[Element region listings]
* * * * * * * * *
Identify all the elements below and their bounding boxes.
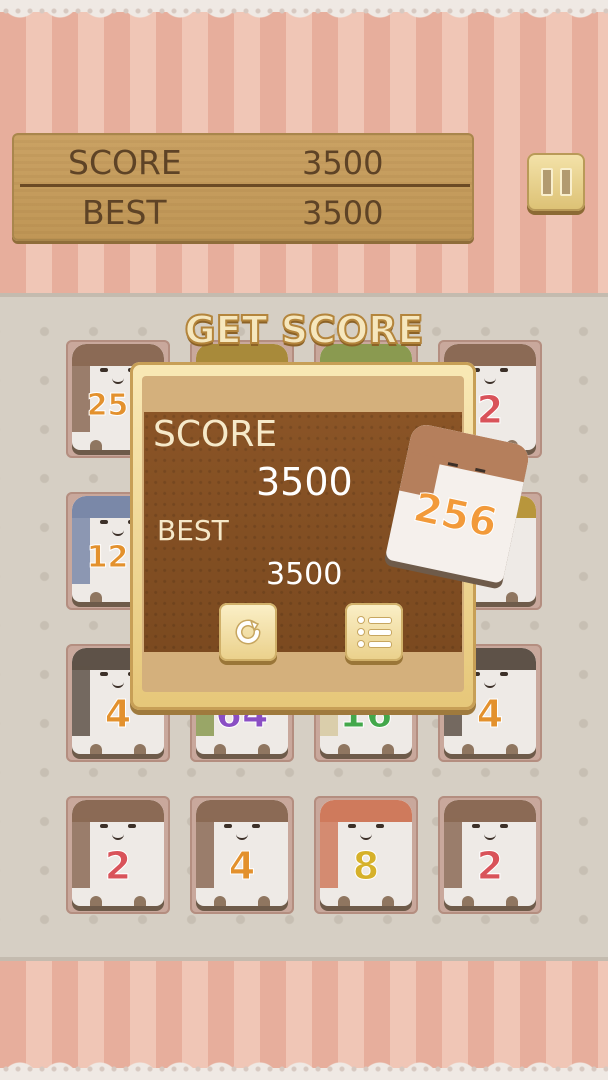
new-tile-number: 256 — [409, 484, 501, 547]
tile-number: 8 — [352, 844, 380, 889]
cat-paw-icon — [506, 744, 518, 754]
board-tile: 2 — [438, 796, 542, 914]
cat-paw-icon — [382, 744, 394, 754]
cat-paw-icon — [90, 440, 102, 450]
best-label: BEST — [82, 193, 167, 232]
board-tile: 4 — [190, 796, 294, 914]
best-value: 3500 — [302, 194, 384, 232]
tile-number: 4 — [228, 844, 256, 889]
board-tile: 8 — [314, 796, 418, 914]
get-score-title: GET SCORE — [183, 307, 424, 353]
cat-paw-icon — [258, 744, 270, 754]
cat-tile: 8 — [320, 800, 412, 906]
cat-paw-icon — [134, 896, 146, 906]
cat-paw-icon — [338, 744, 350, 754]
dialog-score-label: SCORE — [153, 414, 278, 455]
cat-tile: 2 — [444, 800, 536, 906]
tile-number: 2 — [476, 844, 504, 889]
dialog-score-value: 3500 — [256, 460, 353, 504]
score-divider — [20, 184, 470, 187]
cat-paw-icon — [258, 896, 270, 906]
cat-paw-icon — [506, 896, 518, 906]
ranking-button[interactable] — [345, 603, 403, 661]
cat-paw-icon — [90, 896, 102, 906]
cat-tile: 2 — [72, 800, 164, 906]
cat-paw-icon — [214, 896, 226, 906]
cat-paw-icon — [382, 896, 394, 906]
cat-eye-icon — [100, 824, 108, 828]
pause-icon — [540, 168, 553, 196]
cat-eye-icon — [100, 520, 108, 524]
dialog-best-label: BEST — [157, 514, 229, 547]
cat-paw-icon — [90, 744, 102, 754]
bottom-lace-border — [0, 1032, 608, 1080]
score-label: SCORE — [68, 143, 182, 182]
restart-button[interactable] — [219, 603, 277, 661]
cat-paw-icon — [338, 896, 350, 906]
cat-eye-icon — [224, 824, 232, 828]
score-value: 3500 — [302, 144, 384, 182]
tile-number: 2 — [104, 844, 132, 889]
cat-eye-icon — [348, 824, 356, 828]
cat-paw-icon — [462, 896, 474, 906]
restart-icon — [235, 619, 261, 645]
cat-eye-icon — [100, 368, 108, 372]
cat-eye-icon — [100, 672, 108, 676]
pause-button[interactable] — [527, 153, 585, 211]
cat-tile: 4 — [196, 800, 288, 906]
cat-paw-icon — [506, 592, 518, 602]
dialog-best-value: 3500 — [266, 557, 343, 592]
board-tile: 2 — [66, 796, 170, 914]
list-icon — [357, 617, 391, 647]
top-lace-border — [0, 0, 608, 48]
cat-paw-icon — [134, 744, 146, 754]
cat-paw-icon — [90, 592, 102, 602]
cat-paw-icon — [214, 744, 226, 754]
cat-eye-icon — [472, 824, 480, 828]
cat-paw-icon — [462, 744, 474, 754]
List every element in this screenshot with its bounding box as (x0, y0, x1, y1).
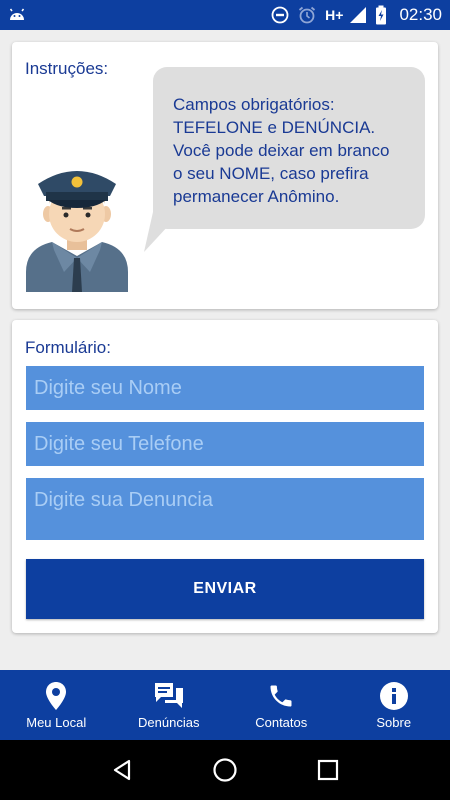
nav-item-contatos[interactable]: Contatos (225, 670, 338, 740)
location-pin-icon (45, 680, 67, 712)
home-circle-icon (213, 758, 237, 782)
status-time: 02:30 (399, 5, 442, 24)
instruction-line: Campos obrigatórios: (173, 95, 335, 114)
info-icon (379, 680, 409, 712)
system-navigation-bar (0, 740, 450, 800)
do-not-disturb-icon (271, 6, 289, 24)
nav-label: Sobre (376, 715, 412, 730)
instruction-line: Você pode deixar em branco (173, 141, 390, 160)
instruction-line: o seu NOME, caso prefira (173, 164, 369, 183)
back-triangle-icon (113, 759, 130, 781)
back-button[interactable] (102, 750, 142, 790)
nav-label: Meu Local (26, 715, 87, 730)
battery-charging-icon (375, 5, 387, 25)
nav-label: Denúncias (138, 715, 200, 730)
nav-item-sobre[interactable]: Sobre (338, 670, 450, 740)
form-card: Formulário: ENVIAR (12, 320, 438, 633)
instruction-line: permanecer Anômino. (173, 187, 340, 206)
recents-button[interactable] (308, 750, 348, 790)
instructions-label: Instruções: (25, 59, 109, 78)
status-bar: H+ 02:30 (0, 0, 450, 30)
signal-icon (349, 6, 367, 24)
home-button[interactable] (205, 750, 245, 790)
phone-input[interactable] (26, 422, 424, 466)
send-button[interactable]: ENVIAR (26, 559, 424, 619)
network-type: H+ (325, 7, 344, 23)
police-officer-icon (26, 171, 128, 292)
phone-icon (267, 680, 295, 712)
chat-bubbles-icon (153, 680, 185, 712)
bottom-navigation: Meu Local Denúncias Contatos Sobre (0, 670, 450, 740)
name-input[interactable] (26, 366, 424, 410)
nav-item-meu-local[interactable]: Meu Local (0, 670, 113, 740)
complaint-input[interactable] (26, 478, 424, 540)
form-label: Formulário: (25, 338, 111, 357)
instruction-line: TEFELONE e DENÚNCIA. (173, 118, 376, 137)
instructions-bubble: Campos obrigatórios: TEFELONE e DENÚNCIA… (153, 67, 425, 229)
android-icon (8, 7, 26, 23)
recents-square-icon (318, 759, 339, 781)
alarm-icon (297, 5, 317, 25)
instructions-card: Instruções: Campos obrigatórios: TEFELON… (12, 42, 438, 309)
nav-label: Contatos (255, 715, 308, 730)
nav-item-denuncias[interactable]: Denúncias (113, 670, 226, 740)
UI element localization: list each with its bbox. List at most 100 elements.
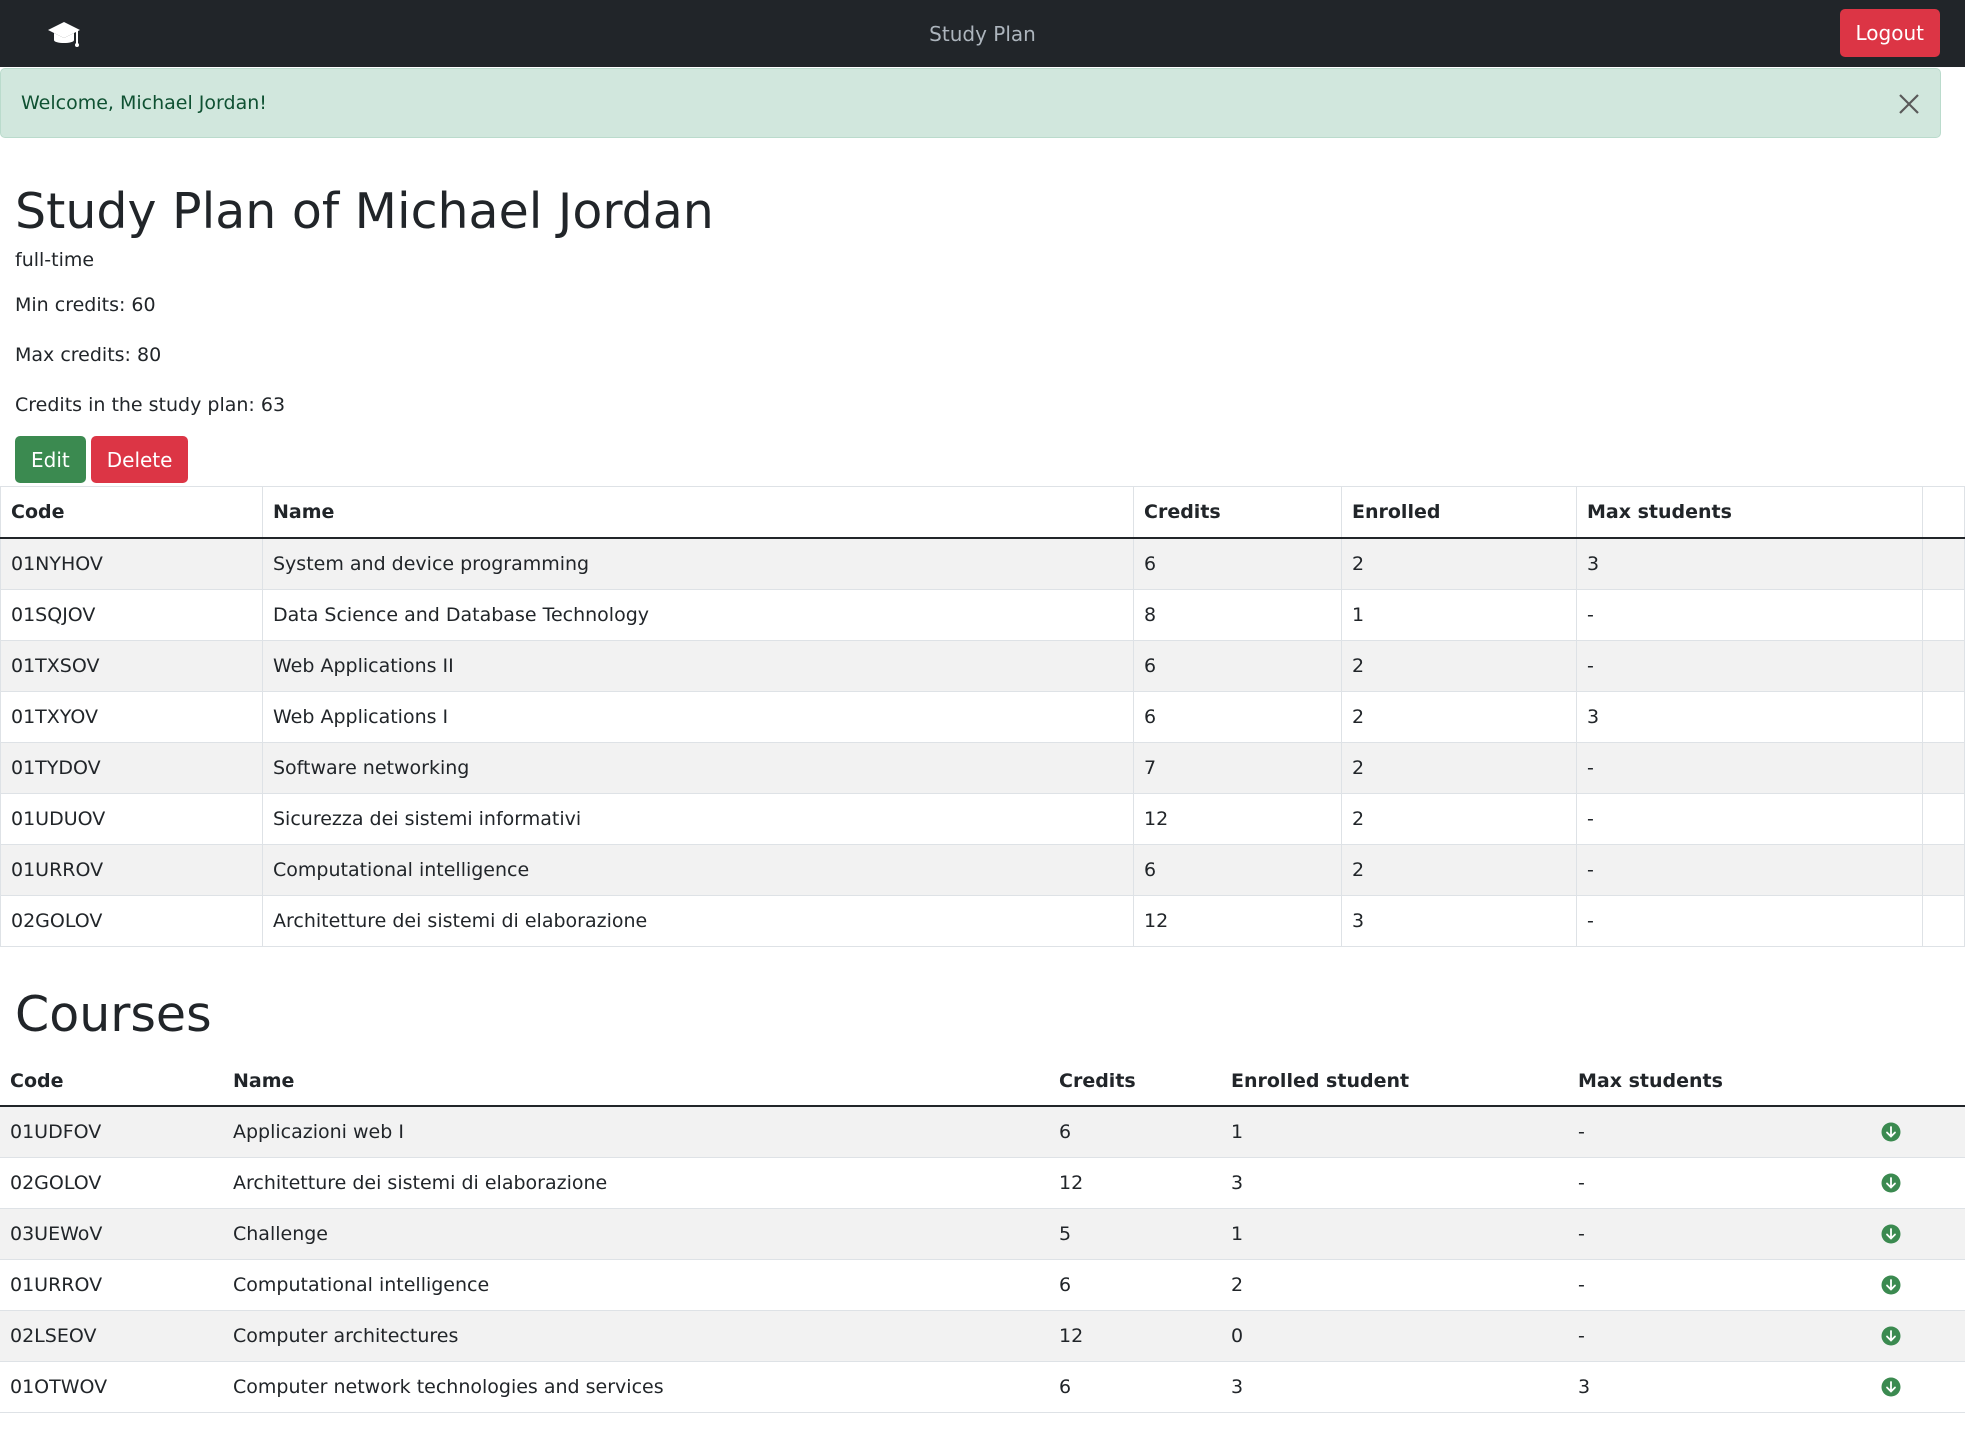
welcome-message: Welcome, Michael Jordan! xyxy=(21,92,267,114)
table-row: 02GOLOV Architetture dei sistemi di elabo… xyxy=(0,895,1965,947)
row-action-cell xyxy=(1881,1310,1965,1362)
plan-actions: Edit Delete xyxy=(15,436,1965,483)
course-enrolled: 2 xyxy=(1341,844,1577,896)
course-credits: 12 xyxy=(1049,1310,1221,1362)
course-enrolled: 3 xyxy=(1221,1157,1568,1209)
study-plan-table: Code Name Credits Enrolled Max students … xyxy=(0,486,1965,947)
course-max-students: 3 xyxy=(1576,537,1923,590)
table-row: 02GOLOV Architetture dei sistemi di elabo… xyxy=(0,1157,1965,1209)
course-name: Computational intelligence xyxy=(262,844,1134,896)
expand-down-icon[interactable] xyxy=(1881,1173,1901,1193)
table-row: 01OTWOV Computer network technologies and… xyxy=(0,1361,1965,1413)
course-max-students: - xyxy=(1576,589,1923,641)
course-code: 01URROV xyxy=(0,844,263,896)
empty-cell xyxy=(1922,844,1965,896)
empty-cell xyxy=(1922,742,1965,794)
empty-cell xyxy=(1922,895,1965,947)
course-enrolled: 2 xyxy=(1341,793,1577,845)
column-header: Max students xyxy=(1576,486,1923,539)
expand-down-icon[interactable] xyxy=(1881,1377,1901,1397)
course-max-students: - xyxy=(1568,1157,1881,1209)
study-plan-info: full-time Min credits: 60 Max credits: 8… xyxy=(15,240,1965,430)
edit-button[interactable]: Edit xyxy=(15,436,86,483)
empty-cell xyxy=(1922,691,1965,743)
course-max-students: - xyxy=(1568,1259,1881,1311)
column-header: Enrolled xyxy=(1341,486,1577,539)
column-header-empty xyxy=(1881,1057,1965,1107)
course-credits: 6 xyxy=(1133,537,1342,590)
course-max-students: - xyxy=(1568,1106,1881,1158)
column-header: Max students xyxy=(1568,1057,1881,1107)
row-action-cell xyxy=(1881,1208,1965,1260)
column-header: Code xyxy=(0,1057,223,1107)
course-credits: 12 xyxy=(1049,1157,1221,1209)
course-enrolled: 2 xyxy=(1341,691,1577,743)
course-credits: 6 xyxy=(1049,1259,1221,1311)
course-credits: 6 xyxy=(1133,640,1342,692)
course-max-students: - xyxy=(1576,742,1923,794)
course-max-students: - xyxy=(1576,793,1923,845)
table-row: 01TXYOV Web Applications I623 xyxy=(0,691,1965,743)
graduation-cap-icon[interactable] xyxy=(46,18,82,50)
course-code: 01TYDOV xyxy=(0,742,263,794)
course-code: 01TXYOV xyxy=(0,691,263,743)
expand-down-icon[interactable] xyxy=(1881,1326,1901,1346)
expand-down-icon[interactable] xyxy=(1881,1122,1901,1142)
page-title: Study Plan of Michael Jordan xyxy=(15,183,714,240)
table-row: 03UEWoV Challenge 5 1- xyxy=(0,1208,1965,1260)
courses-table: Code Name Credits Enrolled student Max s… xyxy=(0,1057,1965,1413)
row-action-cell xyxy=(1881,1361,1965,1413)
max-credits: Max credits: 80 xyxy=(15,344,162,366)
empty-cell xyxy=(1922,640,1965,692)
course-name: System and device programming xyxy=(262,537,1134,590)
course-enrolled: 2 xyxy=(1221,1259,1568,1311)
table-row: 01UDUOV Sicurezza dei sistemi informativi… xyxy=(0,793,1965,845)
close-icon[interactable] xyxy=(1897,92,1921,116)
logout-button[interactable]: Logout xyxy=(1839,9,1940,57)
course-credits: 6 xyxy=(1133,844,1342,896)
course-name: Web Applications II xyxy=(262,640,1134,692)
course-name: Software networking xyxy=(262,742,1134,794)
course-name: Computational intelligence xyxy=(223,1259,1049,1311)
course-enrolled: 2 xyxy=(1341,640,1577,692)
course-name: Architetture dei sistemi di elaborazione xyxy=(262,895,1134,947)
course-name: Web Applications I xyxy=(262,691,1134,743)
plan-type: full-time xyxy=(15,249,95,271)
table-header-row: Code Name Credits Enrolled student Max s… xyxy=(0,1057,1965,1107)
column-header: Name xyxy=(223,1057,1049,1107)
app-title: Study Plan xyxy=(929,21,1036,46)
course-code: 01TXSOV xyxy=(0,640,263,692)
column-header: Credits xyxy=(1049,1057,1221,1107)
course-code: 01OTWOV xyxy=(0,1361,223,1413)
delete-button[interactable]: Delete xyxy=(90,436,189,483)
course-max-students: 3 xyxy=(1568,1361,1881,1413)
course-code: 01SQJOV xyxy=(0,589,263,641)
course-code: 01UDUOV xyxy=(0,793,263,845)
credits-in-plan: Credits in the study plan: 63 xyxy=(15,394,286,416)
course-code: 01UDFOV xyxy=(0,1106,223,1158)
course-enrolled: 1 xyxy=(1341,589,1577,641)
column-header: Name xyxy=(262,486,1134,539)
course-max-students: - xyxy=(1568,1310,1881,1362)
course-code: 03UEWoV xyxy=(0,1208,223,1260)
study-plan-rows: 01NYHOV System and device programming 6 2 3 0… xyxy=(0,537,1965,947)
expand-down-icon[interactable] xyxy=(1881,1224,1901,1244)
row-action-cell xyxy=(1881,1106,1965,1158)
column-header: Code xyxy=(0,486,263,539)
course-code: 01NYHOV xyxy=(0,537,263,590)
column-header: Credits xyxy=(1133,486,1342,539)
row-action-cell xyxy=(1881,1259,1965,1311)
empty-cell xyxy=(1922,793,1965,845)
course-max-students: 3 xyxy=(1576,691,1923,743)
empty-cell xyxy=(1922,537,1965,590)
course-max-students: - xyxy=(1576,844,1923,896)
table-row: 01TXSOV Web Applications II 6 2- xyxy=(0,640,1965,692)
course-credits: 12 xyxy=(1133,895,1342,947)
course-name: Data Science and Database Technology xyxy=(262,589,1134,641)
expand-down-icon[interactable] xyxy=(1881,1275,1901,1295)
course-enrolled: 1 xyxy=(1221,1106,1568,1158)
study-plan-section: Study Plan of Michael Jordan full-time M… xyxy=(0,138,1965,483)
course-enrolled: 3 xyxy=(1221,1361,1568,1413)
table-row: 02LSEOV Computer architectures 12 0- xyxy=(0,1310,1965,1362)
course-max-students: - xyxy=(1576,640,1923,692)
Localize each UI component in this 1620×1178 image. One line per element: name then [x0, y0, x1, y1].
* * * * * * * * *
**WHAT IS EXPECTED**
Edit the entries starting at "new-tile-number: 256 — [409, 484, 501, 547]" and ending at "cat-paw-icon — [462, 744, 474, 754]", replacing "cat-tile" with "kitten-tile" and leaving everything else unchanged.

**REPLY**
new-tile-number: 256 — [409, 484, 501, 547]
tile-number: 8 — [352, 844, 380, 889]
cat-paw-icon — [506, 744, 518, 754]
board-tile: 2 — [438, 796, 542, 914]
cat-paw-icon — [382, 744, 394, 754]
cat-paw-icon — [90, 440, 102, 450]
best-label: BEST — [82, 193, 167, 232]
board-tile: 4 — [190, 796, 294, 914]
best-value: 3500 — [302, 194, 384, 232]
tile-number: 4 — [228, 844, 256, 889]
board-tile: 8 — [314, 796, 418, 914]
get-score-title: GET SCORE — [183, 307, 424, 353]
cat-paw-icon — [258, 744, 270, 754]
kitten-tile: 8 — [320, 800, 412, 906]
cat-paw-icon — [134, 896, 146, 906]
cat-paw-icon — [338, 744, 350, 754]
dialog-score-label: SCORE — [153, 414, 278, 455]
kitten-tile: 2 — [444, 800, 536, 906]
tile-number: 2 — [476, 844, 504, 889]
dialog-score-value: 3500 — [256, 460, 353, 504]
score-divider — [20, 184, 470, 187]
cat-paw-icon — [258, 896, 270, 906]
cat-paw-icon — [506, 896, 518, 906]
ranking-button[interactable] — [345, 603, 403, 661]
cat-paw-icon — [90, 896, 102, 906]
kitten-tile: 2 — [72, 800, 164, 906]
cat-paw-icon — [214, 896, 226, 906]
cat-paw-icon — [382, 896, 394, 906]
cat-eye-icon — [100, 824, 108, 828]
pause-icon — [540, 168, 553, 196]
cat-eye-icon — [100, 520, 108, 524]
dialog-best-label: BEST — [157, 514, 229, 547]
cat-paw-icon — [90, 744, 102, 754]
bottom-lace-border — [0, 1032, 608, 1080]
score-label: SCORE — [68, 143, 182, 182]
restart-button[interactable] — [219, 603, 277, 661]
cat-paw-icon — [338, 896, 350, 906]
cat-eye-icon — [224, 824, 232, 828]
score-value: 3500 — [302, 144, 384, 182]
tile-number: 2 — [104, 844, 132, 889]
cat-eye-icon — [348, 824, 356, 828]
cat-paw-icon — [462, 896, 474, 906]
restart-icon — [235, 619, 261, 645]
cat-eye-icon — [100, 368, 108, 372]
cat-eye-icon — [100, 672, 108, 676]
pause-button[interactable] — [527, 153, 585, 211]
kitten-tile: 4 — [196, 800, 288, 906]
cat-paw-icon — [506, 592, 518, 602]
dialog-best-value: 3500 — [266, 557, 343, 592]
board-tile: 2 — [66, 796, 170, 914]
list-icon — [357, 617, 391, 647]
top-lace-border — [0, 0, 608, 48]
cat-paw-icon — [134, 744, 146, 754]
cat-paw-icon — [90, 592, 102, 602]
cat-paw-icon — [214, 744, 226, 754]
cat-eye-icon — [472, 824, 480, 828]
cat-paw-icon — [462, 744, 474, 754]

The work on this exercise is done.